Extracted records:
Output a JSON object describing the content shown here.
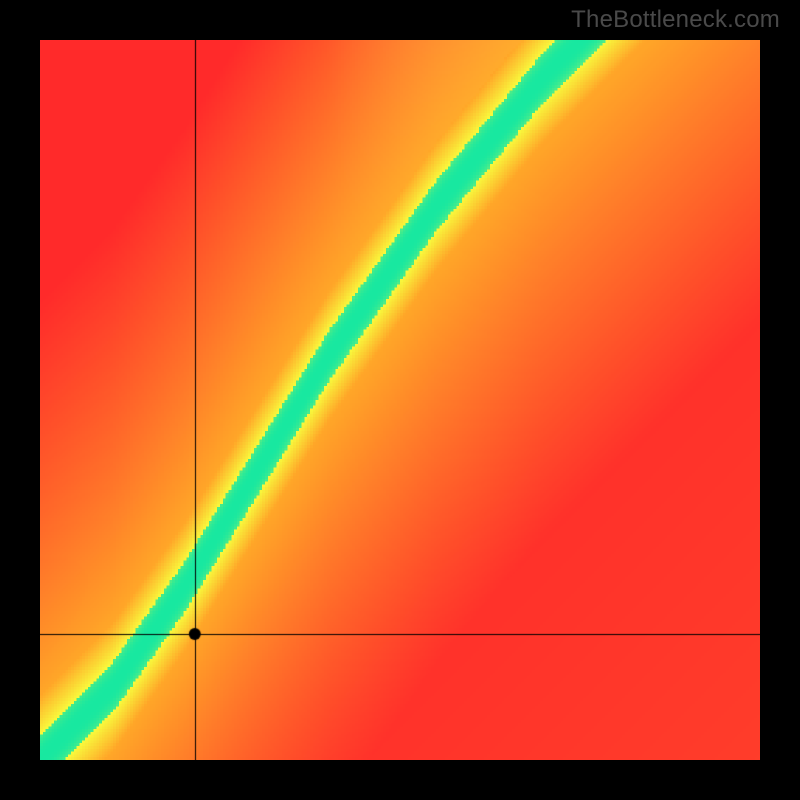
{
  "watermark": "TheBottleneck.com",
  "chart_data": {
    "type": "heatmap",
    "title": "",
    "xlabel": "",
    "ylabel": "",
    "x_range": [
      0,
      1
    ],
    "y_range": [
      0,
      1
    ],
    "grid_resolution": 128,
    "optimal_curve": {
      "comment": "green band centerline y = f(x); approximated piecewise",
      "points": [
        [
          0.0,
          0.0
        ],
        [
          0.05,
          0.05
        ],
        [
          0.1,
          0.1
        ],
        [
          0.15,
          0.17
        ],
        [
          0.2,
          0.24
        ],
        [
          0.25,
          0.32
        ],
        [
          0.3,
          0.4
        ],
        [
          0.35,
          0.48
        ],
        [
          0.4,
          0.56
        ],
        [
          0.45,
          0.63
        ],
        [
          0.5,
          0.7
        ],
        [
          0.55,
          0.77
        ],
        [
          0.6,
          0.83
        ],
        [
          0.65,
          0.89
        ],
        [
          0.7,
          0.95
        ],
        [
          0.75,
          1.0
        ]
      ]
    },
    "band_half_width": 0.035,
    "yellow_halo_half_width": 0.09,
    "crosshair": {
      "x": 0.215,
      "y": 0.175
    },
    "marker": {
      "x": 0.215,
      "y": 0.175,
      "radius_px": 6
    },
    "colors": {
      "optimal": "#18E8A0",
      "near": "#F8F83C",
      "warm": "#FFA628",
      "bad": "#FF2A2A",
      "cool_corner": "#FFF26A",
      "crosshair": "#000000",
      "marker": "#000000"
    }
  }
}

What is needed:
Repeat each entry above word for word, leaving every picture out.

Exercise response:
Output a JSON object describing the content shown here.
{
  "watermark": "TheBottleneck.com",
  "chart_data": {
    "type": "heatmap",
    "title": "",
    "xlabel": "",
    "ylabel": "",
    "x_range": [
      0,
      1
    ],
    "y_range": [
      0,
      1
    ],
    "grid_resolution": 128,
    "optimal_curve": {
      "comment": "green band centerline y = f(x); approximated piecewise",
      "points": [
        [
          0.0,
          0.0
        ],
        [
          0.05,
          0.05
        ],
        [
          0.1,
          0.1
        ],
        [
          0.15,
          0.17
        ],
        [
          0.2,
          0.24
        ],
        [
          0.25,
          0.32
        ],
        [
          0.3,
          0.4
        ],
        [
          0.35,
          0.48
        ],
        [
          0.4,
          0.56
        ],
        [
          0.45,
          0.63
        ],
        [
          0.5,
          0.7
        ],
        [
          0.55,
          0.77
        ],
        [
          0.6,
          0.83
        ],
        [
          0.65,
          0.89
        ],
        [
          0.7,
          0.95
        ],
        [
          0.75,
          1.0
        ]
      ]
    },
    "band_half_width": 0.035,
    "yellow_halo_half_width": 0.09,
    "crosshair": {
      "x": 0.215,
      "y": 0.175
    },
    "marker": {
      "x": 0.215,
      "y": 0.175,
      "radius_px": 6
    },
    "colors": {
      "optimal": "#18E8A0",
      "near": "#F8F83C",
      "warm": "#FFA628",
      "bad": "#FF2A2A",
      "cool_corner": "#FFF26A",
      "crosshair": "#000000",
      "marker": "#000000"
    }
  }
}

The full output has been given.